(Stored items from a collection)
/---
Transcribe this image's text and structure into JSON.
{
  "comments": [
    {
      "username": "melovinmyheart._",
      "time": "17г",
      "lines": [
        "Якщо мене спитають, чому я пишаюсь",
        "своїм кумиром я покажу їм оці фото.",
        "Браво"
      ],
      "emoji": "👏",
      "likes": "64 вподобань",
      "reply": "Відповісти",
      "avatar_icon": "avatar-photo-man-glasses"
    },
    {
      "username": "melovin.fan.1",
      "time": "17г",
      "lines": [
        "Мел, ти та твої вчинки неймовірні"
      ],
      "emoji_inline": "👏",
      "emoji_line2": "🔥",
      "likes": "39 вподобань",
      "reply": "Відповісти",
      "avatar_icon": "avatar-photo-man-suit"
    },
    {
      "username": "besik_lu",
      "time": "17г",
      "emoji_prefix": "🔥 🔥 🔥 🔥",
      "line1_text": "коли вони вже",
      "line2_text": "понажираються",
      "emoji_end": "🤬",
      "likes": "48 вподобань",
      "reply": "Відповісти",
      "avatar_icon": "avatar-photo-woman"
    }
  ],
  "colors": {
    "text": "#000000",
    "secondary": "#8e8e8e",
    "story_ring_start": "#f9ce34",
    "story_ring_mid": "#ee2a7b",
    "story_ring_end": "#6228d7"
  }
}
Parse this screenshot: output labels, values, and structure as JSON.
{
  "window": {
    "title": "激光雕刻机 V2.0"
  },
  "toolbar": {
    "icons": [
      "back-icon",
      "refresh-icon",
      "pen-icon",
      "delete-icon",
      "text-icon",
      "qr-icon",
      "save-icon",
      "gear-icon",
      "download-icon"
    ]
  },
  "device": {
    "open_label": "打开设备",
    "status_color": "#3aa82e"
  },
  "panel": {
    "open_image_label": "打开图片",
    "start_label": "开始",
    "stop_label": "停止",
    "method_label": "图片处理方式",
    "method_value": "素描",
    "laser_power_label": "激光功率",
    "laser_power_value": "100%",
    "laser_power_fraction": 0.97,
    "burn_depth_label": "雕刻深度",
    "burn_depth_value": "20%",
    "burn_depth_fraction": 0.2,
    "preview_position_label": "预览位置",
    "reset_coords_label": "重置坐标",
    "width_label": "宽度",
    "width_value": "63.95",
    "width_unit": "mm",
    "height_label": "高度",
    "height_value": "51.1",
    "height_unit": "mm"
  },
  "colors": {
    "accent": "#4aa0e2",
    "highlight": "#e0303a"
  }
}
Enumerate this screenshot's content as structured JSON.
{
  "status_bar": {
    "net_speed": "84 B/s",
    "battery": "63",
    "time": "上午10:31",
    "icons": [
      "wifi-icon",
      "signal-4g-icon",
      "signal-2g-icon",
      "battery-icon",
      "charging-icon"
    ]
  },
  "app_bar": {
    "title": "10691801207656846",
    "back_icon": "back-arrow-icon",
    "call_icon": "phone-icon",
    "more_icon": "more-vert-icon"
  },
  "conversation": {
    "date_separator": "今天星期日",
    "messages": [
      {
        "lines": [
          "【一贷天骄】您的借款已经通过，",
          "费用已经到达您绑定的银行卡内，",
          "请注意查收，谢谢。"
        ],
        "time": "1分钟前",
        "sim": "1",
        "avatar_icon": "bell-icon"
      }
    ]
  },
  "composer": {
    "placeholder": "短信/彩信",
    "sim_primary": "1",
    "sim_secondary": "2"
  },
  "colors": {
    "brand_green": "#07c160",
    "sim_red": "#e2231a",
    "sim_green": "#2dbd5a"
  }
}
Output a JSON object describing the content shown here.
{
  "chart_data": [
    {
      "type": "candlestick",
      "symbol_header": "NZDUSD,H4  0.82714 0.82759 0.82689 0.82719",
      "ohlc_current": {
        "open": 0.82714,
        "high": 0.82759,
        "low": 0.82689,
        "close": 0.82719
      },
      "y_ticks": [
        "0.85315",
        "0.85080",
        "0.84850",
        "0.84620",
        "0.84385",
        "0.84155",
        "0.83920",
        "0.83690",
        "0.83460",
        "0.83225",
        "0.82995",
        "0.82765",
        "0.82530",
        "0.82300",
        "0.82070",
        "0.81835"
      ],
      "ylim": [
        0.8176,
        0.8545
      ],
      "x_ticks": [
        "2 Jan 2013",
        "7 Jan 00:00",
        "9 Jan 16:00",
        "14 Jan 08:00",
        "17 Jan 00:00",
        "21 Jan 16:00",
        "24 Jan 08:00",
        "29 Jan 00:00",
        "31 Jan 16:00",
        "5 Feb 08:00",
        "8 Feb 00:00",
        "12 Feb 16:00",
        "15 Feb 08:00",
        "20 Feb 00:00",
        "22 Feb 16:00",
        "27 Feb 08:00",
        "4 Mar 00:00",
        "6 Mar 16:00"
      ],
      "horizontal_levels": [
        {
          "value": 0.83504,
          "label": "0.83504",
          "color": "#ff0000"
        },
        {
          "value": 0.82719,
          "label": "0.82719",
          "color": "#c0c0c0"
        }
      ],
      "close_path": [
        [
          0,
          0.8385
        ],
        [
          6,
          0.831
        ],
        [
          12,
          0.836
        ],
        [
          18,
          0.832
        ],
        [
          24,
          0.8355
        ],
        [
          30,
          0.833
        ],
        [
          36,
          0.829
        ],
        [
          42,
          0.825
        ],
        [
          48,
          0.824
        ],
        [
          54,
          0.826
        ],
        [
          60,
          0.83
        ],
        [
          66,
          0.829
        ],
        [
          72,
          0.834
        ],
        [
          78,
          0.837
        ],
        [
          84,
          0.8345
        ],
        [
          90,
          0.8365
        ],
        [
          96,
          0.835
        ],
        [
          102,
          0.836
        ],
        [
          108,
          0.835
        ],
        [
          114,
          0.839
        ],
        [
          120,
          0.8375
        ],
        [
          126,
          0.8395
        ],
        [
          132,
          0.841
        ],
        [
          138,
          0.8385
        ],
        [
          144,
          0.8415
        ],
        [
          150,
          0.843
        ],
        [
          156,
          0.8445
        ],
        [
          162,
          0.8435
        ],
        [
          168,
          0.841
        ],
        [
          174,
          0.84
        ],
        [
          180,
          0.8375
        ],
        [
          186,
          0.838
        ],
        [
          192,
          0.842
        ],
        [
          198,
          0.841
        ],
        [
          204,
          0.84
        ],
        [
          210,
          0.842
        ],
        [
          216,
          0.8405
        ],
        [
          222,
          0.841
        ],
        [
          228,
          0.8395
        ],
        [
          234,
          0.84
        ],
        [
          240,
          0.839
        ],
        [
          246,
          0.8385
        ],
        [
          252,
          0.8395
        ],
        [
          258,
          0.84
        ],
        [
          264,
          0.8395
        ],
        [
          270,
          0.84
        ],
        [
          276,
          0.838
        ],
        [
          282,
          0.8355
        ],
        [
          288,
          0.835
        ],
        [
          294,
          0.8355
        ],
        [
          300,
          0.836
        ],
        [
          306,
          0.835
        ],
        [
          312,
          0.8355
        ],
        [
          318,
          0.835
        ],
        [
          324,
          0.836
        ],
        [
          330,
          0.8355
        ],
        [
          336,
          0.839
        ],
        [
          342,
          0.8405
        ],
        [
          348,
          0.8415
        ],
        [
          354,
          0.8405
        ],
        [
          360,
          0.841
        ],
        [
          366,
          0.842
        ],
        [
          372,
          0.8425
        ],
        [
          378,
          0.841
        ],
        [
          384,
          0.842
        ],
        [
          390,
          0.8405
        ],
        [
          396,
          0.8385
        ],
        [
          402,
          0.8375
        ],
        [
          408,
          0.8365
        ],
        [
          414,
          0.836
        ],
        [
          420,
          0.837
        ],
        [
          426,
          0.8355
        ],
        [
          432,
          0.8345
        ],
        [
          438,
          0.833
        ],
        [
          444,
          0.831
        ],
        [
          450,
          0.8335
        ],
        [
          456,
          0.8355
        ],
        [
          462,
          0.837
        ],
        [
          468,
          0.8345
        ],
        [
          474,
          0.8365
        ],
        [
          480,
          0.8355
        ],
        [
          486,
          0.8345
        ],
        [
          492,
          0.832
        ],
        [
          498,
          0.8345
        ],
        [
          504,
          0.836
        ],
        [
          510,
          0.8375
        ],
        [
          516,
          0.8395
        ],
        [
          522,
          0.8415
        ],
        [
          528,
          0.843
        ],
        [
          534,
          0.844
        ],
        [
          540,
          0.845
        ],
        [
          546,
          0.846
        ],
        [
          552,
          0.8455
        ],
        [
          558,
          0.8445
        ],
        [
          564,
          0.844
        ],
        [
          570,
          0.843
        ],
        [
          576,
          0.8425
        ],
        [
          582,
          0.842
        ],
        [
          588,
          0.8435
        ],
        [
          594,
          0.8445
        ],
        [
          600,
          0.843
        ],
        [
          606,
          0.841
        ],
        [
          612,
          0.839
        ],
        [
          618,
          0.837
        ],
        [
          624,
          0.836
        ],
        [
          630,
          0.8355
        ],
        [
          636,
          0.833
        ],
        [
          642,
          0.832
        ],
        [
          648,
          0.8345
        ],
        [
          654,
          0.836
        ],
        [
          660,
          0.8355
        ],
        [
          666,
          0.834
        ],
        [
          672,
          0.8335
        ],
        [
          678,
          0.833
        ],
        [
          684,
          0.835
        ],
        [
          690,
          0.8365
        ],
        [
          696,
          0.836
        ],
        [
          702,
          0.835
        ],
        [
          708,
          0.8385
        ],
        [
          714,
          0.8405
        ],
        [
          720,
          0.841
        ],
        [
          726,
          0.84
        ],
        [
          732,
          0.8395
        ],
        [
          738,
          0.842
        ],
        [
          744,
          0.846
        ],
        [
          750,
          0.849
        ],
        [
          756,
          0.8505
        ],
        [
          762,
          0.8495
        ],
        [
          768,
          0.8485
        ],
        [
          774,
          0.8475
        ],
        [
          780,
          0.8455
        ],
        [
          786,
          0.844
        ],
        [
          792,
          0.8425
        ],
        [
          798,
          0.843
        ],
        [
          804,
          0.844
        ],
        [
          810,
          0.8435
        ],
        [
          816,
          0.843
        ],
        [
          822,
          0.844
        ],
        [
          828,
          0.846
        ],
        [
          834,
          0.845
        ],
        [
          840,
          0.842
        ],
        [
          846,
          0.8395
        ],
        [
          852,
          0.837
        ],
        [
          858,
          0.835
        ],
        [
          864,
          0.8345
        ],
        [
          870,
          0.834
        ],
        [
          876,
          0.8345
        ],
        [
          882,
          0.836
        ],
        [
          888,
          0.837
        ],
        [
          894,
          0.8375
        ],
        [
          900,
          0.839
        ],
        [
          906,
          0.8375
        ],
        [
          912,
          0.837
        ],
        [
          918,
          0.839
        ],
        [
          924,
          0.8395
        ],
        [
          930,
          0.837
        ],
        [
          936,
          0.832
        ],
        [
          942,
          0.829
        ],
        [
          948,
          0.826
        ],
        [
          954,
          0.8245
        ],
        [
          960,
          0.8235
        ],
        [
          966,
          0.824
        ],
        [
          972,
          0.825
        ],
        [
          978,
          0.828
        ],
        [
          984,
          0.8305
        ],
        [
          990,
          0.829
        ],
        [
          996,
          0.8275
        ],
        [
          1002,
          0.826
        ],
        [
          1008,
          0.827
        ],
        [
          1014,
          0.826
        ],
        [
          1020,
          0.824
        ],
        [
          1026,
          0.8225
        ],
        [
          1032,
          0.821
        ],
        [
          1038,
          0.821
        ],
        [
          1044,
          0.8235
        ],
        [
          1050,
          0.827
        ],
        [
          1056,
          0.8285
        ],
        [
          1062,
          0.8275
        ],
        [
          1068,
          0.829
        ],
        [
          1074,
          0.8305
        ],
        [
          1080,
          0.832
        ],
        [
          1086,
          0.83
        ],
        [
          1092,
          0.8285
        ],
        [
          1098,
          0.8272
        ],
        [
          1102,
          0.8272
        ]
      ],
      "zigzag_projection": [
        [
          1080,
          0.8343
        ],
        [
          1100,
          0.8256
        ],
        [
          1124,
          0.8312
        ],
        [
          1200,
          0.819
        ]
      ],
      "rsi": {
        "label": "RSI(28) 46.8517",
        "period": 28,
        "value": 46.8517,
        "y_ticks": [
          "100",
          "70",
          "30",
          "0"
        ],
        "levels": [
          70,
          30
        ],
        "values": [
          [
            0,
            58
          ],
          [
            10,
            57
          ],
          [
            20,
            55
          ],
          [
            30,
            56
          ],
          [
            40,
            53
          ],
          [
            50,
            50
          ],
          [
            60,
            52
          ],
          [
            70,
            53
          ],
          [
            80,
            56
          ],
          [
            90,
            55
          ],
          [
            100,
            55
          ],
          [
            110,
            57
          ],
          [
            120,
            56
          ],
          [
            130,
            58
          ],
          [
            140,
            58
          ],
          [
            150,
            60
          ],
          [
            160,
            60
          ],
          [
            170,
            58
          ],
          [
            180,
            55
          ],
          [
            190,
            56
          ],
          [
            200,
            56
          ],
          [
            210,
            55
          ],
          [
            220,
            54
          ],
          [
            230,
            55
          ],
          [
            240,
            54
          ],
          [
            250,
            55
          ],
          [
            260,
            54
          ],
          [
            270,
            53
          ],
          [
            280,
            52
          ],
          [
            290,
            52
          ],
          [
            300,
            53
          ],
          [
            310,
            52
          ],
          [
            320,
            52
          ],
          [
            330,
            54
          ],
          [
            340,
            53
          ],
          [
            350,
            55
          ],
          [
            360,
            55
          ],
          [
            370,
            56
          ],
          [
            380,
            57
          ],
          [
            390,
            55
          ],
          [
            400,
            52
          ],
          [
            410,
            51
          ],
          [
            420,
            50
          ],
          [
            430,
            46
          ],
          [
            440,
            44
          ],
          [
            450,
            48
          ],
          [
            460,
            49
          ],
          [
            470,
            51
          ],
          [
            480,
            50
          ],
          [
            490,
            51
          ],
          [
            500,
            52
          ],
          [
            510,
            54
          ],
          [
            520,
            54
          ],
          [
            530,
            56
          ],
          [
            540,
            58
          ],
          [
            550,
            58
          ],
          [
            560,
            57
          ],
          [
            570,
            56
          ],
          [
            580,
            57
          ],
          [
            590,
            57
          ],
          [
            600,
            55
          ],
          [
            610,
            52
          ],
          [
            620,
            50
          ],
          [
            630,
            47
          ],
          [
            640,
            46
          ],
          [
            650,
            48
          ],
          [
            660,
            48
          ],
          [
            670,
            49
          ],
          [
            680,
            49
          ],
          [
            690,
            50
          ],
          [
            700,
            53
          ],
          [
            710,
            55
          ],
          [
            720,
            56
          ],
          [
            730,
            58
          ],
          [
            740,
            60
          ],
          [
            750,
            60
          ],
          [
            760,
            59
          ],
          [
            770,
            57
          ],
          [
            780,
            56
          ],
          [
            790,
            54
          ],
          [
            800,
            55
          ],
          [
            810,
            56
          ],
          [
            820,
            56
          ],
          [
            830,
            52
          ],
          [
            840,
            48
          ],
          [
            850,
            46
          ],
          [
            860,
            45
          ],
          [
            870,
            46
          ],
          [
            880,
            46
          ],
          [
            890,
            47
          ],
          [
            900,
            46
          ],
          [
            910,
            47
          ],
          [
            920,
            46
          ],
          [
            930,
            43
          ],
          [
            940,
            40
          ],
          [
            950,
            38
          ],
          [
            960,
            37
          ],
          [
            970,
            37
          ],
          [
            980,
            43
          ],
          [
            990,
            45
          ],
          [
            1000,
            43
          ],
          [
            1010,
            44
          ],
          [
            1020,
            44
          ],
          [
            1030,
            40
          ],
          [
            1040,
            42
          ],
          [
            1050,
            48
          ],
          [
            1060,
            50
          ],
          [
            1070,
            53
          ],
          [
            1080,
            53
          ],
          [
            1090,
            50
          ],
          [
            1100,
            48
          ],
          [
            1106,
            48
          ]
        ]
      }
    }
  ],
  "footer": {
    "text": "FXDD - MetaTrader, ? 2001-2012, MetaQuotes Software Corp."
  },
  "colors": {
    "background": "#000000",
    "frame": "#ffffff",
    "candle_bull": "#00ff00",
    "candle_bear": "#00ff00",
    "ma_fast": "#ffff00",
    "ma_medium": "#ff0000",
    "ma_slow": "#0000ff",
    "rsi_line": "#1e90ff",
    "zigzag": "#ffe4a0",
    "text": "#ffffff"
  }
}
\---
### Job
Show the lines of the records that contain the word "username".

### Response
      "username": "melovinmyheart._",
      "username": "melovin.fan.1",
      "username": "besik_lu",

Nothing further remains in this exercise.